- _Excerpt_:
####################
We then examined the response of CD11b+Ly6G+ cells to polyI:C treatment in IFNAR1−/− mice. PolyI:C treatment did not induce ROS/RNS production in tumor-infiltrated CD11b+Ly6G+ cells from IFNAR1−/− mice (Figure 4g). PolyI:C treatment induced mRNA expression of type-I IFNs by CD11b+Ly6G+ cells in tumor-bearing mice that was dependent on the TICAM-1 pathway (Supplementary Figure 3a). Recombinant type-I IFNs increased the production of ROS/RNS by CD11b+Ly6G+ cells (Supplementary Figure 7). Tumor-infiltrating CD11b+Ly6G+ cells also showed enhanced H2O2 production after polyI:C treatment (Figure 4h).
ROS/RNS are responsible for the antitumor activity of polyI:C-activated CD11b+Ly6G+ cells
Next, we determined whether ROS/RNS were involved in the tumor growth inhibition of EL4 cells by polyI:C-activated CD11b+Ly6G+ cells. We performed a co-implantation experiment (as in Figure 2d) to evaluate the possibility that ROS/RNS are effectors of polyI:C-activated CD11b+Ly6G+ cells. Mice were treated with uric acid or L-NAME after co-implantation of EL4 cells with CD11b+Ly6G+ cells. CD11b+Ly6G+ cell-induced inhibition of tumor growth was abrogated in mice treated with both reagents (Figures 5a and b). Furthermore, N6-(1-Iminoethyl)-L-lysine dihydrochloride (L-NIL, an iNOS inhibitor) inhibited the cytotoxic activity of CD11b+Ly6G+ cells even after polyI:C activation (Figure 5c). Thus, ROS/RNS production by polyI:C-activated CD11b+Ly6G+ cells is critical for their antitumor activity.
####################
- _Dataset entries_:
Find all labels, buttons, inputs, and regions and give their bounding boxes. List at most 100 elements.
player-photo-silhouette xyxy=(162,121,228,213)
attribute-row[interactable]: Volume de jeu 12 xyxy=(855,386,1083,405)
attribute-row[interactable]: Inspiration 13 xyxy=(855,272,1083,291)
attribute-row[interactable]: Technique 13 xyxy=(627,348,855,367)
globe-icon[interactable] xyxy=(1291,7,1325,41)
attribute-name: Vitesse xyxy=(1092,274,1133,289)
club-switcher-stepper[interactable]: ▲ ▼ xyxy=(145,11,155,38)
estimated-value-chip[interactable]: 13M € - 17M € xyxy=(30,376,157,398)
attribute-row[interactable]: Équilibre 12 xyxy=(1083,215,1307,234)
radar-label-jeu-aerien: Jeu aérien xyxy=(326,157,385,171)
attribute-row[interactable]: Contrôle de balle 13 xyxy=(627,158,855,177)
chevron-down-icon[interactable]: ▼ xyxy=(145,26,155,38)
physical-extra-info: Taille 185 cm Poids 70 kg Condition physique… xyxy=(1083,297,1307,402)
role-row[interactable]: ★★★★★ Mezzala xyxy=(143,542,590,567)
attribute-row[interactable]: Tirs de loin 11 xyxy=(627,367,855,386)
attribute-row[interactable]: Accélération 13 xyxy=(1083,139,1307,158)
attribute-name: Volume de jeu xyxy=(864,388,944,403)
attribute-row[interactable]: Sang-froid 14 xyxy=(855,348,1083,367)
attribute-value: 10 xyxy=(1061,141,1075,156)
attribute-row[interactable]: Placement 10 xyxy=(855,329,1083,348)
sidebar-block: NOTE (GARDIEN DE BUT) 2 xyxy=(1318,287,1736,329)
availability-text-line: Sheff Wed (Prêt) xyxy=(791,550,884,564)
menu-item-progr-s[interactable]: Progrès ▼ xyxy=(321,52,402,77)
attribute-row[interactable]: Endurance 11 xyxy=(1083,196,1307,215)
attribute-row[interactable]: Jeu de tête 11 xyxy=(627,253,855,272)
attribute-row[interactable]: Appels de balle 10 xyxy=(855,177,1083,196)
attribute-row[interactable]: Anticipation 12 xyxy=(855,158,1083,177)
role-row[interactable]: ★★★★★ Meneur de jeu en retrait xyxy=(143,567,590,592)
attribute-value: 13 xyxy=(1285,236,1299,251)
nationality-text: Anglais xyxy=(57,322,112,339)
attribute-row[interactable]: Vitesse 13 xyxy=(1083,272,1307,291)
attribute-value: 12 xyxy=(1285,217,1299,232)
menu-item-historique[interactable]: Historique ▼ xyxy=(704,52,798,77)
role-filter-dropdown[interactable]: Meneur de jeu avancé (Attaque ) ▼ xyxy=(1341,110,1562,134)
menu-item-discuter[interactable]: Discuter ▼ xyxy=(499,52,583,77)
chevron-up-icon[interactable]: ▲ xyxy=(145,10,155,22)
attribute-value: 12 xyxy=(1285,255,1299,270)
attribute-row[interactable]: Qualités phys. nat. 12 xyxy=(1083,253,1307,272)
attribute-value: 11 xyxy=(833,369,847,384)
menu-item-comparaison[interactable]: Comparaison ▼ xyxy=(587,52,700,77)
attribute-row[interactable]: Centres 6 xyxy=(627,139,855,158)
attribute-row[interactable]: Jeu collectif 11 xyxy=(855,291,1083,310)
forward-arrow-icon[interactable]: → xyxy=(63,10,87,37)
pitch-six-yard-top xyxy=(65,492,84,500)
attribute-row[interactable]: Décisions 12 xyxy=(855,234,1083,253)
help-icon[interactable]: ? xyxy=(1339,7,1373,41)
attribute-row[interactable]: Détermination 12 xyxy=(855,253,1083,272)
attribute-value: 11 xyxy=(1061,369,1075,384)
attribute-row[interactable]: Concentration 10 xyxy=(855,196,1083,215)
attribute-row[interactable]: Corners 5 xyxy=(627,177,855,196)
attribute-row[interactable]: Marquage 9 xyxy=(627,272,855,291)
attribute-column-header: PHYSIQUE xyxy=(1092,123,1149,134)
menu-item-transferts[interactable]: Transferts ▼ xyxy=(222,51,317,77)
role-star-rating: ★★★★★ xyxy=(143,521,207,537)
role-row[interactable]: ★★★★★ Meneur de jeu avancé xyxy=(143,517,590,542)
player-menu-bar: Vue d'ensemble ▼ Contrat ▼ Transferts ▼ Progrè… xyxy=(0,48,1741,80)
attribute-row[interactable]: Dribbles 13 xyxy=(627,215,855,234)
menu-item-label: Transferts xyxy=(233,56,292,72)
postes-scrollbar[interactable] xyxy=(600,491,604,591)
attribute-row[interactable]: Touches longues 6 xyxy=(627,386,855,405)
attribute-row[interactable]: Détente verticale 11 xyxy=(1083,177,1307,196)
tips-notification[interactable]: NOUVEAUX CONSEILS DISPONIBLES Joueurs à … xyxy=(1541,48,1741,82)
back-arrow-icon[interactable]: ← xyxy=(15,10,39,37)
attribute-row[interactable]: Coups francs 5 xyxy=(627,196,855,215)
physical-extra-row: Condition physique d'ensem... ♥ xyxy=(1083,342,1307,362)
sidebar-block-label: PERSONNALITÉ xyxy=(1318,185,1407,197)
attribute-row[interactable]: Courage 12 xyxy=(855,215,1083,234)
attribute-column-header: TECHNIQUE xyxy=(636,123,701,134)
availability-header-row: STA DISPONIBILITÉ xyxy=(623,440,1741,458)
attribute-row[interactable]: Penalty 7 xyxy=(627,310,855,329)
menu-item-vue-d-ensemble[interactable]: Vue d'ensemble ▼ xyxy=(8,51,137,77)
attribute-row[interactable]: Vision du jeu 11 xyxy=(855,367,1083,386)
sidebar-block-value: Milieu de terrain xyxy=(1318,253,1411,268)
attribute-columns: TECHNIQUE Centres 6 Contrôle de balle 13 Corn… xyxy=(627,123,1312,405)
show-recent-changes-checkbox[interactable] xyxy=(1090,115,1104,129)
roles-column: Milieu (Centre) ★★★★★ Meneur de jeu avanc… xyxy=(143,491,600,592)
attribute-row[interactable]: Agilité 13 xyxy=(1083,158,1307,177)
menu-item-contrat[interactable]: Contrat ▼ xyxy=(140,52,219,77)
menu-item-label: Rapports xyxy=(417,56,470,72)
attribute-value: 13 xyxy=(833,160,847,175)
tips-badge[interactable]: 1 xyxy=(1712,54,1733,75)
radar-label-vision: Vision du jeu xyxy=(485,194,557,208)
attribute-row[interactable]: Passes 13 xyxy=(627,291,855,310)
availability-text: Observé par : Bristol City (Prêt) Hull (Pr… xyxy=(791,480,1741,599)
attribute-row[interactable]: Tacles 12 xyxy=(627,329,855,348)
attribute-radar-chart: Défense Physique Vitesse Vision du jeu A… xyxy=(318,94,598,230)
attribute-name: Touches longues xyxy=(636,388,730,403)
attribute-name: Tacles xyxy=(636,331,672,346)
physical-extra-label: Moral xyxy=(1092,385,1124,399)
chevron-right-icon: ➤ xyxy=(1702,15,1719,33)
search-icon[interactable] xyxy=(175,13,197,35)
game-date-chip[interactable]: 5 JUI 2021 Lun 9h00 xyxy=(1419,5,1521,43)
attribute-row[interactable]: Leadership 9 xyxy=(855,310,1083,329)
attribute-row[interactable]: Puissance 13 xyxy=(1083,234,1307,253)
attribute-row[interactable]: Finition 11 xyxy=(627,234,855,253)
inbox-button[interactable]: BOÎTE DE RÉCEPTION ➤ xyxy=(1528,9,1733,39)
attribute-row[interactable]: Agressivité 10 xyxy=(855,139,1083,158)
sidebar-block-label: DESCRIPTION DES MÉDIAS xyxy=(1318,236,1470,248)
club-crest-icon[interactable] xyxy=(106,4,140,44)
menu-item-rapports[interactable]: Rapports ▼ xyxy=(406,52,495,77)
####################
- _Problems to work on_:
A - In the excerpt on polyI:C-activated CD11b+Ly6G+ cells, which two reagents were given to mice after EL4 cells were co-implanted with CD11b+Ly6G+ cells?
B - Continue the excerpt on polyI:C-activated CD11b+Ly6G+ cells, starting after its final sentence.

- _Outputs in order_:
A - Uric acid and L-NAME.

B -
PolyI:C-activated CD11b+Ly6G+ cells inhibit tumor growth through ROS/RNS production. (a and b) CD11b+Ly6G+ cells were isolated from tumor-bearing mice after 4 h of treatment with PBS or polyI:C (200 μg), and then mixed with EL4 cells. The mixture was injected s.c. into B6 WT mice, followed by an i.p. injection with 20 mg of uric acid (a) or 1.5 mg of L-NAME (b) (day 0). (c) EL4 tumor-bearing mice were injected i.p. with PBS or polyI:C (200 μg). After 4 h, CD11b+Ly6G+ cells were isolated from spleens in the presence or absence of 50 μM L-NIL. The cytotoxic activity of CD11b+Ly6G+ cells against EL4 cells was determined. Data are shown as mean±S.D. (n=3, **P<0.005). Representative data of two independent experiments are shown
PNT and H2O2 induce caspase-8/3 activation and cell death in cancer cell lines
We investigated whether CD11b+Ly6G+ cells were generally important for tumor growth inhibition by polyI:C treatment using another tumor model. Inhibition of B16 tumor growth is largely dependent on NK cells in polyI:C therapy.5 The inhibitory effect of polyI:C on B16 tumor growth was partially abrogated in mice pretreated with an anti-Ly6G Ab (Figure 6a). CD11b+Ly6G+ cells activated by polyI:C inhibited B16 tumor growth (Figure 6b). Furthermore, polyI:C induced ROS/RNS production from CD11b+Ly6G+ cells in tumor and spleen of mice implanted with B16, and also 3LL, and MC38 cells (Figure 6c and Supplementary Figure 8).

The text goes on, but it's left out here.